§ Raw data:
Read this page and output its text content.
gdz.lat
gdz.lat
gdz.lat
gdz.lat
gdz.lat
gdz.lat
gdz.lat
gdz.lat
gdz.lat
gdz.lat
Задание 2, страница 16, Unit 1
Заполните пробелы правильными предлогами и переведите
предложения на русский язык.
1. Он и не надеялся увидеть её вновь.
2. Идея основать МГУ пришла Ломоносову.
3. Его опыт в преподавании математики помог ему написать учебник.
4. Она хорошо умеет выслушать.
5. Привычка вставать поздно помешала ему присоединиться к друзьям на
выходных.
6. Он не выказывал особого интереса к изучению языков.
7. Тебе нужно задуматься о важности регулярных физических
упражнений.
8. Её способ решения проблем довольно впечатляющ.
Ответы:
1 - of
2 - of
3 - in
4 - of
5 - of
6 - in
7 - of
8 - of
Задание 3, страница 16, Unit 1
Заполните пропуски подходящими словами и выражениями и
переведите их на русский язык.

§ What is needed: Without omitting anything, output the entries exactly.

§ Final result:
Read this page and output its text content.
gdz.lat
gdz.lat
gdz.lat
gdz.lat
gdz.lat
gdz.lat
gdz.lat
gdz.lat
gdz.lat
gdz.lat
Задание 2, страница 16, Unit 1
Заполните пробелы правильными предлогами и переведите
предложения на русский язык.
1. Он и не надеялся увидеть её вновь.
2. Идея основать МГУ пришла Ломоносову.
3. Его опыт в преподавании математики помог ему написать учебник.
4. Она хорошо умеет выслушать.
5. Привычка вставать поздно помешала ему присоединиться к друзьям на
выходных.
6. Он не выказывал особого интереса к изучению языков.
7. Тебе нужно задуматься о важности регулярных физических
упражнений.
8. Её способ решения проблем довольно впечатляющ.
Ответы:
1 - of
2 - of
3 - in
4 - of
5 - of
6 - in
7 - of
8 - of
Задание 3, страница 16, Unit 1
Заполните пропуски подходящими словами и выражениями и
переведите их на русский язык.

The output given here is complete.